* What to do
Each entry must be reproduced precisely as it stands.

"""

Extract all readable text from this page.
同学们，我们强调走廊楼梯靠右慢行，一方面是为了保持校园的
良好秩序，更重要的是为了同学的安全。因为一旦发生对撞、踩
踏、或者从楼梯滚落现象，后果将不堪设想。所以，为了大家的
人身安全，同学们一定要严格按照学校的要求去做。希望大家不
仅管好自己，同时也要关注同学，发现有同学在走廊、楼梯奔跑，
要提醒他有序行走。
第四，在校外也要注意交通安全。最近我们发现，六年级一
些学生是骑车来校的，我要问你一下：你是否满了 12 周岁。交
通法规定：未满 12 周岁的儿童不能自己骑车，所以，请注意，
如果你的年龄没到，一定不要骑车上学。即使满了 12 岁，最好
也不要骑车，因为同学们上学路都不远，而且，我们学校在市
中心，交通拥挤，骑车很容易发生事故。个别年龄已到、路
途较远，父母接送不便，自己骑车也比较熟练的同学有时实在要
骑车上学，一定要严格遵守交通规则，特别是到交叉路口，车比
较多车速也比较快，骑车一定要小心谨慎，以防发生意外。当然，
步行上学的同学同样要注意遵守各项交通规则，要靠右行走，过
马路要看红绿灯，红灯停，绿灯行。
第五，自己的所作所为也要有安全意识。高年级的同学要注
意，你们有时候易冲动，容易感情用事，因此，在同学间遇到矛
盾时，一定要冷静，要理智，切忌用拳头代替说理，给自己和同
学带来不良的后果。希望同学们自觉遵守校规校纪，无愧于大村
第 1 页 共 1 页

"""

* Answer to this problem
Extract all readable text from this page.
同学们，我们强调走廊楼梯靠右慢行，一方面是为了保持校园的
良好秩序，更重要的是为了同学的安全。因为一旦发生对撞、踩
踏、或者从楼梯滚落现象，后果将不堪设想。所以，为了大家的
人身安全，同学们一定要严格按照学校的要求去做。希望大家不
仅管好自己，同时也要关注同学，发现有同学在走廊、楼梯奔跑，
要提醒他有序行走。
第四，在校外也要注意交通安全。最近我们发现，六年级一
些学生是骑车来校的，我要问你一下：你是否满了 12 周岁。交
通法规定：未满 12 周岁的儿童不能自己骑车，所以，请注意，
如果你的年龄没到，一定不要骑车上学。即使满了 12 岁，最好
也不要骑车，因为同学们上学路都不远，而且，我们学校在市
中心，交通拥挤，骑车很容易发生事故。个别年龄已到、路
途较远，父母接送不便，自己骑车也比较熟练的同学有时实在要
骑车上学，一定要严格遵守交通规则，特别是到交叉路口，车比
较多车速也比较快，骑车一定要小心谨慎，以防发生意外。当然，
步行上学的同学同样要注意遵守各项交通规则，要靠右行走，过
马路要看红绿灯，红灯停，绿灯行。
第五，自己的所作所为也要有安全意识。高年级的同学要注
意，你们有时候易冲动，容易感情用事，因此，在同学间遇到矛
盾时，一定要冷静，要理智，切忌用拳头代替说理，给自己和同
学带来不良的后果。希望同学们自觉遵守校规校纪，无愧于大村
第 1 页 共 1 页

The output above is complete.